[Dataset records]
:::::
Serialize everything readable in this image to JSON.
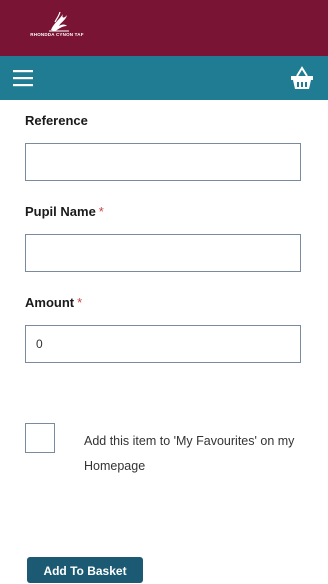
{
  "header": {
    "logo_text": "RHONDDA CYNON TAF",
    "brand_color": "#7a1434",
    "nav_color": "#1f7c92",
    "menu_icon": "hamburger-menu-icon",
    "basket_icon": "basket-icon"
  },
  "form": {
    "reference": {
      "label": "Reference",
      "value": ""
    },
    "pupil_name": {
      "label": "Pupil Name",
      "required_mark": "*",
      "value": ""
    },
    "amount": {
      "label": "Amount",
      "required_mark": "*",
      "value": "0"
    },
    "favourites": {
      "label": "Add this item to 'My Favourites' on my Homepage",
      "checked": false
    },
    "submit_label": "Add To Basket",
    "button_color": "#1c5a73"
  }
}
:::::
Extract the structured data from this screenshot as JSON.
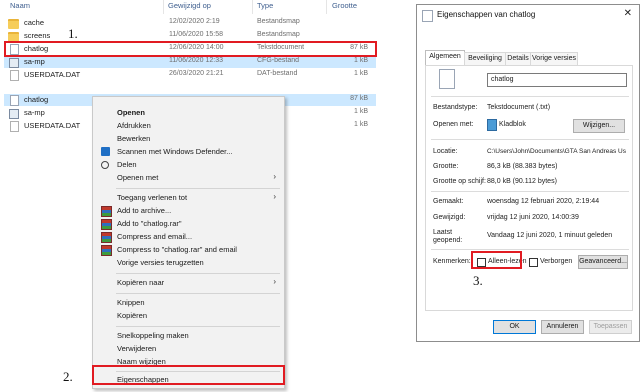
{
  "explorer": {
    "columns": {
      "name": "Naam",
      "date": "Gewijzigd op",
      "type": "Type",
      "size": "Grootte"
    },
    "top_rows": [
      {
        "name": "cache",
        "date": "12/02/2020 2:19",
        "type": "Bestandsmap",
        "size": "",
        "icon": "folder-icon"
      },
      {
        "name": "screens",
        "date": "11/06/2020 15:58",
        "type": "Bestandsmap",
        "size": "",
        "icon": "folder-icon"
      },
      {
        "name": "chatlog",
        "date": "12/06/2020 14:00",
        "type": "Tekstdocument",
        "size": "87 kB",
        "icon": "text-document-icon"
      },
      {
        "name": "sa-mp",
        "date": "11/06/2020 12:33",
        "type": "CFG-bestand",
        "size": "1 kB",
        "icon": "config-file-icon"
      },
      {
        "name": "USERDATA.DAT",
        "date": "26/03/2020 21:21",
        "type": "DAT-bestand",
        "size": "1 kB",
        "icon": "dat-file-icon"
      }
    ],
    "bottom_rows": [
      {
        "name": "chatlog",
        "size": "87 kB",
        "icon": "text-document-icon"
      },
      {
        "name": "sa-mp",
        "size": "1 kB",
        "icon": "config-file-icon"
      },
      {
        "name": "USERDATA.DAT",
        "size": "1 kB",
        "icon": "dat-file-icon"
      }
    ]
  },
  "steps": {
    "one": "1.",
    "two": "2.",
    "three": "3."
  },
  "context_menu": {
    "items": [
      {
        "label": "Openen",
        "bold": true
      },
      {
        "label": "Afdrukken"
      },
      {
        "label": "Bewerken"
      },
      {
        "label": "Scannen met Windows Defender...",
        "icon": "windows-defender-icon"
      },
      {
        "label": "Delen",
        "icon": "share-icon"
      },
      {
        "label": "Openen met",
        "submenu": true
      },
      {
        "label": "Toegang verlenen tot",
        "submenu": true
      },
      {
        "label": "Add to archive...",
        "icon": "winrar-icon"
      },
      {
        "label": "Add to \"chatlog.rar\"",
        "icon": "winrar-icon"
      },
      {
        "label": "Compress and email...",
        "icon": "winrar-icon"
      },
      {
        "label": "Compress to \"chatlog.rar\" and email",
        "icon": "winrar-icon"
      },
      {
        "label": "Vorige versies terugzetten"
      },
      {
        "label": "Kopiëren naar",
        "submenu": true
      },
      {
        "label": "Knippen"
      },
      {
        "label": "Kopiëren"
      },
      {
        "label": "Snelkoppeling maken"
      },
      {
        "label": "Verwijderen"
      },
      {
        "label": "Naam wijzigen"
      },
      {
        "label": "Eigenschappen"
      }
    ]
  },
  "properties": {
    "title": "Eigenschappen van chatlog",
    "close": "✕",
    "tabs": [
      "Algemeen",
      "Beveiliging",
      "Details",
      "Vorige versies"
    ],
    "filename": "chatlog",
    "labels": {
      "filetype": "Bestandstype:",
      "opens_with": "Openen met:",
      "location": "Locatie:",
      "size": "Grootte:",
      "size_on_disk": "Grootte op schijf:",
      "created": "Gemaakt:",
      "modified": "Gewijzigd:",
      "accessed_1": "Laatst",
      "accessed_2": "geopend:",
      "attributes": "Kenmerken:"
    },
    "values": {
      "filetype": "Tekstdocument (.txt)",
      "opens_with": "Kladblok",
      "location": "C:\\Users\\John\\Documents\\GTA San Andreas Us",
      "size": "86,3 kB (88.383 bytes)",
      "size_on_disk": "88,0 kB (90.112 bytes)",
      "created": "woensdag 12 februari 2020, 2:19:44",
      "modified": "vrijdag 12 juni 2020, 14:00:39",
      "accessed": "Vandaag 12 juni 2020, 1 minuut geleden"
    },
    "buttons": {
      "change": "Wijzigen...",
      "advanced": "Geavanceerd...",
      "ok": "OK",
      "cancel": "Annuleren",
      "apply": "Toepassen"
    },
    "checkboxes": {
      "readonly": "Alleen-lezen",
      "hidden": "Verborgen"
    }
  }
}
:::::
> _Set task_:
Copy down every line of the entries containing the word "this".

> _Task answer_:
Serialize everything readable in this image to JSON.
      "label": "Add this item to 'My Favourites' on my Homepage",
Extract the structured data from this screenshot as JSON.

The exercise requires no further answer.